* SHORT TASK
Show all lines holding the string "ylabel".

* RECORDS FOR THIS TASK
..............................
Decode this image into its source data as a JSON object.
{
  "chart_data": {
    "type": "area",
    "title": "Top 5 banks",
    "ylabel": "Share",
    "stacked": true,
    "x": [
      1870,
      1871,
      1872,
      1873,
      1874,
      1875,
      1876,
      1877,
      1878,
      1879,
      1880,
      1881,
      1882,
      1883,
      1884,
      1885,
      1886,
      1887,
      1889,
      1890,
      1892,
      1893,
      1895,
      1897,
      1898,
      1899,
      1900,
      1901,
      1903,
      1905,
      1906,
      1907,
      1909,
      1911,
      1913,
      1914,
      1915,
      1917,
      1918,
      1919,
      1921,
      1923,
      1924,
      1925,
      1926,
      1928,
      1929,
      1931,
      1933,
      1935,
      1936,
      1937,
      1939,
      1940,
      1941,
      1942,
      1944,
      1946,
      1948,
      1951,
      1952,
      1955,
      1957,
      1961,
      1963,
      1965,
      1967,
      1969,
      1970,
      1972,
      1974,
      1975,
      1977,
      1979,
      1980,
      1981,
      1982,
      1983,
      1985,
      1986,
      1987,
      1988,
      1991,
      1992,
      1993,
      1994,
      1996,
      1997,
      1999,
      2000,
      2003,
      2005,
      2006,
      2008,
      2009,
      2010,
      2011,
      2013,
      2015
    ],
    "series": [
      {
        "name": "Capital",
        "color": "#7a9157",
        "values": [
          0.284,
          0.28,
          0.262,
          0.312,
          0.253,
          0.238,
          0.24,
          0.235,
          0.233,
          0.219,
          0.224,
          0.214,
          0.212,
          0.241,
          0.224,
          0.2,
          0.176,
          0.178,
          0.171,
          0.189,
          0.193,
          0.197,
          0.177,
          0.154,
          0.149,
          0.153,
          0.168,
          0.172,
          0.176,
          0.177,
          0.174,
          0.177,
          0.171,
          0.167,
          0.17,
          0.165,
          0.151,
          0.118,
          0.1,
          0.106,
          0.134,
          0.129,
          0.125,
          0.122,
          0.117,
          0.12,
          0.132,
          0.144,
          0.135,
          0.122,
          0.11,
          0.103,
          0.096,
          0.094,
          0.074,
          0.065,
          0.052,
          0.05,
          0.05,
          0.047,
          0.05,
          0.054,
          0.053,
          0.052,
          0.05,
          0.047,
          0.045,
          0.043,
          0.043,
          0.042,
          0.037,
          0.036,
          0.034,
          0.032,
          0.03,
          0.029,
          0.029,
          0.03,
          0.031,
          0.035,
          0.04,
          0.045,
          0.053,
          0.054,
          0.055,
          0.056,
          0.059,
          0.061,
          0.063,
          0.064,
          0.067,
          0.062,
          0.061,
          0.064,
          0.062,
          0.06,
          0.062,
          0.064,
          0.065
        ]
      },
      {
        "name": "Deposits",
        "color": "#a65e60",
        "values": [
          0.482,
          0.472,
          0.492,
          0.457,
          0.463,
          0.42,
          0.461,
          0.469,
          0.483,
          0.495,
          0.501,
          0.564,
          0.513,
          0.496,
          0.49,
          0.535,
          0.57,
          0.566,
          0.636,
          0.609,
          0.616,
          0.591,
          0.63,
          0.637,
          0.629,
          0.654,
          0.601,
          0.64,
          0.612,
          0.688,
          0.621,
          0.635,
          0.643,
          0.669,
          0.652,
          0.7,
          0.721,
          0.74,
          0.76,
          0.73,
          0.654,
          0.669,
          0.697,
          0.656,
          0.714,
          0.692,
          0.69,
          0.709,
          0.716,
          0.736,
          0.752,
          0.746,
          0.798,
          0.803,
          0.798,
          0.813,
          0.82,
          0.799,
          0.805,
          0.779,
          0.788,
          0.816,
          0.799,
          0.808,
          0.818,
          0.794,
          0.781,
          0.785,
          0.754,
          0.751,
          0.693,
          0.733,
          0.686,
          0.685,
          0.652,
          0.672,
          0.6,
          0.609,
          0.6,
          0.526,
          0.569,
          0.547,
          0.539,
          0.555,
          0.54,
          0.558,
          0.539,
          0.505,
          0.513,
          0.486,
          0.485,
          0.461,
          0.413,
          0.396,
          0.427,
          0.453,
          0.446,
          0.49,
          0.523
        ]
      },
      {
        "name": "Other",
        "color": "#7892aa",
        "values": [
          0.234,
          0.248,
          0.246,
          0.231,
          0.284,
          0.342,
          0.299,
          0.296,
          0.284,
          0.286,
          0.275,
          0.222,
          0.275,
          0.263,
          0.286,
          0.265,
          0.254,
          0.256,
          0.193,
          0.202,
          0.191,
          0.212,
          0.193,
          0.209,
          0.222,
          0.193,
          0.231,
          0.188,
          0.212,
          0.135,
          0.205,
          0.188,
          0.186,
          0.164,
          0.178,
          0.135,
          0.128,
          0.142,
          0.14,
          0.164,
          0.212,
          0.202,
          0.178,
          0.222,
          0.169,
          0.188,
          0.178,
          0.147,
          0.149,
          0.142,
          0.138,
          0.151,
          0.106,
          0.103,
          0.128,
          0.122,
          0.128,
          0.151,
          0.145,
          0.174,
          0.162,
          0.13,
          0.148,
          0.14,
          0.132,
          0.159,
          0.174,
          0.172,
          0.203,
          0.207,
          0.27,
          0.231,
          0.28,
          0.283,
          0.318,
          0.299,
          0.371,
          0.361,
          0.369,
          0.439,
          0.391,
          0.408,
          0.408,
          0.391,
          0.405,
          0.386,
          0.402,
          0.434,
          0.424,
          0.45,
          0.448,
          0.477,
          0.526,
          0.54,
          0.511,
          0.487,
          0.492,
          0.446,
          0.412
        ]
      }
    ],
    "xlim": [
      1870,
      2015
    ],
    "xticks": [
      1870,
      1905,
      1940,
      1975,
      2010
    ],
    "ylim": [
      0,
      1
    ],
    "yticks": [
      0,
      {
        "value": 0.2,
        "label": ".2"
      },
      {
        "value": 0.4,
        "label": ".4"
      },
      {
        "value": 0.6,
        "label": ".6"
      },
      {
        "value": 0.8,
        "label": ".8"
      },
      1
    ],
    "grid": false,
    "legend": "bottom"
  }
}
..............................
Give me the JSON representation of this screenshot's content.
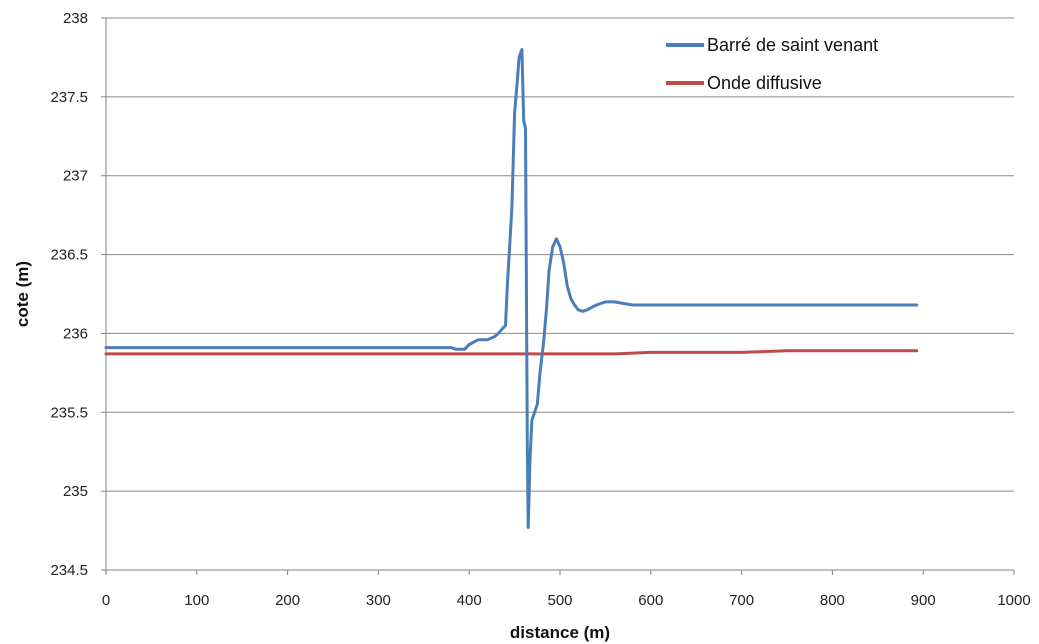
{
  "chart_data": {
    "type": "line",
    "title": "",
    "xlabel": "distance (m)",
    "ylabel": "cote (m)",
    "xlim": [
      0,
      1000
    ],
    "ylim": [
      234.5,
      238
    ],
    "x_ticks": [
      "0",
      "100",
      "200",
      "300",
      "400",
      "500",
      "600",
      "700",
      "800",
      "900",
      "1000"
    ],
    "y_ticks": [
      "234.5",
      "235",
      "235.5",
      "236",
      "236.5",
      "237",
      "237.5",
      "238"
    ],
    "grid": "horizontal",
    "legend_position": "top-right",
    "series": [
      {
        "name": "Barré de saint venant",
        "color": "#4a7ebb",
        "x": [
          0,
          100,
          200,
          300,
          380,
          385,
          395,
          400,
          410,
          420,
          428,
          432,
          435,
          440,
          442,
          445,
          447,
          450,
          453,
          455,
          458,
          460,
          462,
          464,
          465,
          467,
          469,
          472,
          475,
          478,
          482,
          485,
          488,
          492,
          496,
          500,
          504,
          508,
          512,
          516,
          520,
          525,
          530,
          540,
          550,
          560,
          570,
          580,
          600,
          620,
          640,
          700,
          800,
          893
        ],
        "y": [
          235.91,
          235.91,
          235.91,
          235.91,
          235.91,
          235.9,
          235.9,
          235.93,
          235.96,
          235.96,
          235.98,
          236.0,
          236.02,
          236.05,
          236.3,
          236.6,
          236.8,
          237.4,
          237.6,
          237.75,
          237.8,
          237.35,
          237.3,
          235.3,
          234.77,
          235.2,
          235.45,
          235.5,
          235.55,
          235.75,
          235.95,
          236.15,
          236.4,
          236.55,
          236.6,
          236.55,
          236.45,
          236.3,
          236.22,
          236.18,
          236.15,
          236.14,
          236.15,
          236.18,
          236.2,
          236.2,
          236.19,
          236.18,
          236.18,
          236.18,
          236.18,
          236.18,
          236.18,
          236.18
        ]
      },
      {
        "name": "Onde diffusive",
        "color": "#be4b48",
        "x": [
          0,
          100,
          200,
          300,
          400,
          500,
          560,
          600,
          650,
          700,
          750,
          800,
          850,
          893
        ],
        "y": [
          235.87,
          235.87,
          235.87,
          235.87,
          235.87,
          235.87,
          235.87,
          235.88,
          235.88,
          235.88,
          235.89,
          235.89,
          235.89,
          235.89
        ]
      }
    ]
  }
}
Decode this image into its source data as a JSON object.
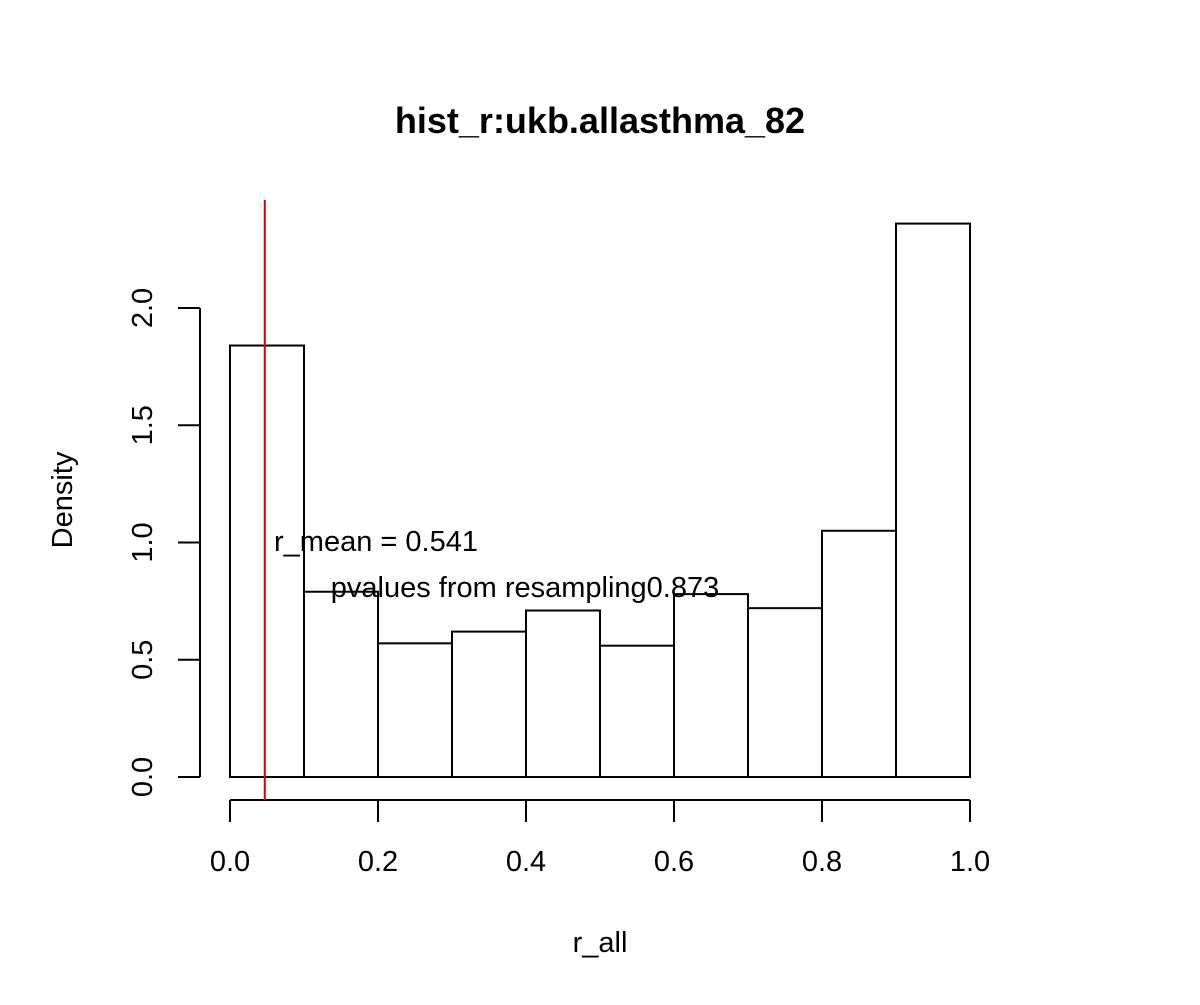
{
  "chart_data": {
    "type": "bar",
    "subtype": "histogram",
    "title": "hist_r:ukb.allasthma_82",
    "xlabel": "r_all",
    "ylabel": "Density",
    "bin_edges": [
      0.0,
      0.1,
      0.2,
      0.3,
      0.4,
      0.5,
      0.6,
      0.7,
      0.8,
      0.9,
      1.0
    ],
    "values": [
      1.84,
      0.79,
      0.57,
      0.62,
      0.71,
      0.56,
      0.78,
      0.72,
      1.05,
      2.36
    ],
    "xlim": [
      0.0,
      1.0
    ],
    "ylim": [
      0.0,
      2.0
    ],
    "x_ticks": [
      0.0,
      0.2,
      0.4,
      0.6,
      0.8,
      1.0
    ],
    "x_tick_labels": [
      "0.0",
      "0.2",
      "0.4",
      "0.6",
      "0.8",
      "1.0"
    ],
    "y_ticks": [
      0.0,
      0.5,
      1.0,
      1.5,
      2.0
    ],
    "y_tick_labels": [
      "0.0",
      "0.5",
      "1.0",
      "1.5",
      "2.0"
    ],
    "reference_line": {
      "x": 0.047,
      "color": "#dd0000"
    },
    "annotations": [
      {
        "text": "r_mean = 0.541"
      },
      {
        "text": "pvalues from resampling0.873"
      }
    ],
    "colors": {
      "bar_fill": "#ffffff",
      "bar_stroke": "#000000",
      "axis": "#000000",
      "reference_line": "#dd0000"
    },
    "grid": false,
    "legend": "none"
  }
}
..............................
* TASK OUTPUT
    "ylabel": "Share",
    "ylabel": "cote (m)",
    "ylabel": "Density",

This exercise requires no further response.